Directions:
All of the material below is to be retyped exactly.

Given information:
(begin)
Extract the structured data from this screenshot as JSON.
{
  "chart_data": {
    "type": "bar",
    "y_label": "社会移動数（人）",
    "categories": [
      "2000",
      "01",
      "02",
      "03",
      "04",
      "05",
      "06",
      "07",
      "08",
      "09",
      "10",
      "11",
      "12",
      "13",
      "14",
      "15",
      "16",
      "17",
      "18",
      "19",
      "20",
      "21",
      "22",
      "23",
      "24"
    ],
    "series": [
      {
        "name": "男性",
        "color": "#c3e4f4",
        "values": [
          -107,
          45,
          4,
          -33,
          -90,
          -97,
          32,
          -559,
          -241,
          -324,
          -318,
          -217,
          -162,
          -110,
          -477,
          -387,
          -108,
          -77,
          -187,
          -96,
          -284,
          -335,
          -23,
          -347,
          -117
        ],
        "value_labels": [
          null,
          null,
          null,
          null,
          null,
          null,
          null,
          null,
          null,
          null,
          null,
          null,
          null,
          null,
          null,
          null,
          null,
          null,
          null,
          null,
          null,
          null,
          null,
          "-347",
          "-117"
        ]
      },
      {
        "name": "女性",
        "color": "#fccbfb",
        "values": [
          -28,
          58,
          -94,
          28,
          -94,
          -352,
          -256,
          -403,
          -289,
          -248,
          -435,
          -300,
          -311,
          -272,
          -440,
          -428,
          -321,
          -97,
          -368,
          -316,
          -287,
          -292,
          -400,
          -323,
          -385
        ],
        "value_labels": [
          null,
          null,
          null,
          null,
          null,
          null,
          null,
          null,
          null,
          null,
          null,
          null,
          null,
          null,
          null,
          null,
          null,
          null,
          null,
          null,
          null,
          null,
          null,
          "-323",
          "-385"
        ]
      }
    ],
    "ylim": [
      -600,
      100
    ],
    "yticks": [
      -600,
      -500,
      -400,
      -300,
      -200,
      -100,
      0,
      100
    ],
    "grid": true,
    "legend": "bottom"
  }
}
(end)
Expected answer:
Extract the structured data from this screenshot as JSON.
{
  "chart_data": {
    "type": "bar",
    "y_label": "社会移動数（人）",
    "categories": [
      "2000",
      "01",
      "02",
      "03",
      "04",
      "05",
      "06",
      "07",
      "08",
      "09",
      "10",
      "11",
      "12",
      "13",
      "14",
      "15",
      "16",
      "17",
      "18",
      "19",
      "20",
      "21",
      "22",
      "23",
      "24"
    ],
    "series": [
      {
        "name": "男性",
        "color": "#c3e4f4",
        "values": [
          -107,
          45,
          4,
          -33,
          -90,
          -97,
          32,
          -559,
          -241,
          -324,
          -318,
          -217,
          -162,
          -110,
          -477,
          -387,
          -108,
          -77,
          -187,
          -96,
          -284,
          -335,
          -23,
          -347,
          -117
        ],
        "value_labels": [
          null,
          null,
          null,
          null,
          null,
          null,
          null,
          null,
          null,
          null,
          null,
          null,
          null,
          null,
          null,
          null,
          null,
          null,
          null,
          null,
          null,
          null,
          null,
          "-347",
          "-117"
        ]
      },
      {
        "name": "女性",
        "color": "#fccbfb",
        "values": [
          -28,
          58,
          -94,
          28,
          -94,
          -352,
          -256,
          -403,
          -289,
          -248,
          -435,
          -300,
          -311,
          -272,
          -440,
          -428,
          -321,
          -97,
          -368,
          -316,
          -287,
          -292,
          -400,
          -323,
          -385
        ],
        "value_labels": [
          null,
          null,
          null,
          null,
          null,
          null,
          null,
          null,
          null,
          null,
          null,
          null,
          null,
          null,
          null,
          null,
          null,
          null,
          null,
          null,
          null,
          null,
          null,
          "-323",
          "-385"
        ]
      }
    ],
    "ylim": [
      -600,
      100
    ],
    "yticks": [
      -600,
      -500,
      -400,
      -300,
      -200,
      -100,
      0,
      100
    ],
    "grid": true,
    "legend": "bottom"
  }
}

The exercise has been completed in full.